EXERCISE AIM
Copy each line exactly. Drop every picture.

DATA LISTING
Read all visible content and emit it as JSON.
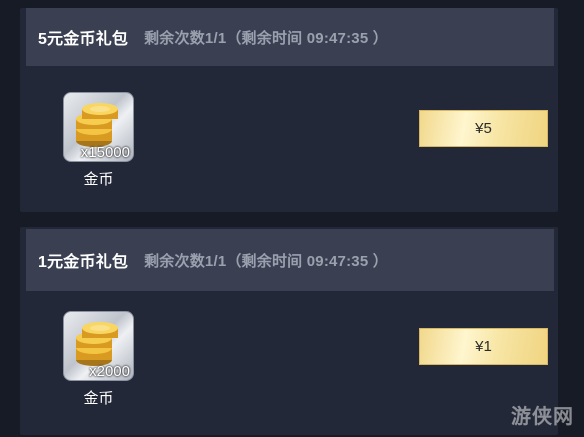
{
  "packs": [
    {
      "title": "5元金币礼包",
      "remaining": "剩余次数1/1（剩余时间 09:47:35 ）",
      "item": {
        "quantity": "x15000",
        "name": "金币",
        "icon": "gold-coin-stack-icon"
      },
      "price_label": "¥5"
    },
    {
      "title": "1元金币礼包",
      "remaining": "剩余次数1/1（剩余时间 09:47:35 ）",
      "item": {
        "quantity": "x2000",
        "name": "金币",
        "icon": "gold-coin-stack-icon"
      },
      "price_label": "¥1"
    }
  ],
  "watermark": "游侠网",
  "colors": {
    "background": "#161b26",
    "panel": "#222838",
    "header": "#3a4052",
    "gold": "#f1d88c"
  }
}
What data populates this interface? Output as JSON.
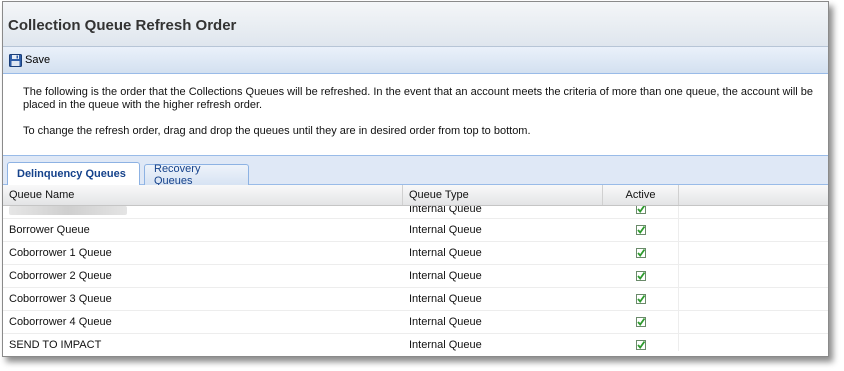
{
  "page": {
    "title": "Collection Queue Refresh Order"
  },
  "toolbar": {
    "save_label": "Save",
    "save_icon": "floppy-disk-icon"
  },
  "info": {
    "line1": "The following is the order that the Collections Queues will be refreshed. In the event that an account meets the criteria of more than one queue, the account will be placed in the queue with the higher refresh order.",
    "line2": "To change the refresh order, drag and drop the queues until they are in desired order from top to bottom."
  },
  "tabs": [
    {
      "label": "Delinquency Queues",
      "active": true
    },
    {
      "label": "Recovery Queues",
      "active": false
    }
  ],
  "grid": {
    "columns": [
      "Queue Name",
      "Queue Type",
      "Active"
    ],
    "rows": [
      {
        "name": "",
        "type": "Internal Queue",
        "active": true
      },
      {
        "name": "Borrower Queue",
        "type": "Internal Queue",
        "active": true
      },
      {
        "name": "Coborrower 1 Queue",
        "type": "Internal Queue",
        "active": true
      },
      {
        "name": "Coborrower 2 Queue",
        "type": "Internal Queue",
        "active": true
      },
      {
        "name": "Coborrower 3 Queue",
        "type": "Internal Queue",
        "active": true
      },
      {
        "name": "Coborrower 4 Queue",
        "type": "Internal Queue",
        "active": true
      },
      {
        "name": "SEND TO IMPACT",
        "type": "Internal Queue",
        "active": true
      }
    ]
  },
  "colors": {
    "accent": "#15428b",
    "check_green": "#2e9b2e",
    "tab_border": "#99bbe8"
  }
}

OUTPUT FOR THIS TASK
Read all visible content and emit it as JSON.
{
  "packs": [
    {
      "title": "5元金币礼包",
      "remaining": "剩余次数1/1（剩余时间 09:47:35 ）",
      "item": {
        "quantity": "x15000",
        "name": "金币",
        "icon": "gold-coin-stack-icon"
      },
      "price_label": "¥5"
    },
    {
      "title": "1元金币礼包",
      "remaining": "剩余次数1/1（剩余时间 09:47:35 ）",
      "item": {
        "quantity": "x2000",
        "name": "金币",
        "icon": "gold-coin-stack-icon"
      },
      "price_label": "¥1"
    }
  ],
  "watermark": "游侠网",
  "colors": {
    "background": "#161b26",
    "panel": "#222838",
    "header": "#3a4052",
    "gold": "#f1d88c"
  }
}
What data populates this interface? Output as JSON.
{
  "page": {
    "title": "Collection Queue Refresh Order"
  },
  "toolbar": {
    "save_label": "Save",
    "save_icon": "floppy-disk-icon"
  },
  "info": {
    "line1": "The following is the order that the Collections Queues will be refreshed. In the event that an account meets the criteria of more than one queue, the account will be placed in the queue with the higher refresh order.",
    "line2": "To change the refresh order, drag and drop the queues until they are in desired order from top to bottom."
  },
  "tabs": [
    {
      "label": "Delinquency Queues",
      "active": true
    },
    {
      "label": "Recovery Queues",
      "active": false
    }
  ],
  "grid": {
    "columns": [
      "Queue Name",
      "Queue Type",
      "Active"
    ],
    "rows": [
      {
        "name": "",
        "type": "Internal Queue",
        "active": true
      },
      {
        "name": "Borrower Queue",
        "type": "Internal Queue",
        "active": true
      },
      {
        "name": "Coborrower 1 Queue",
        "type": "Internal Queue",
        "active": true
      },
      {
        "name": "Coborrower 2 Queue",
        "type": "Internal Queue",
        "active": true
      },
      {
        "name": "Coborrower 3 Queue",
        "type": "Internal Queue",
        "active": true
      },
      {
        "name": "Coborrower 4 Queue",
        "type": "Internal Queue",
        "active": true
      },
      {
        "name": "SEND TO IMPACT",
        "type": "Internal Queue",
        "active": true
      }
    ]
  },
  "colors": {
    "accent": "#15428b",
    "check_green": "#2e9b2e",
    "tab_border": "#99bbe8"
  }
}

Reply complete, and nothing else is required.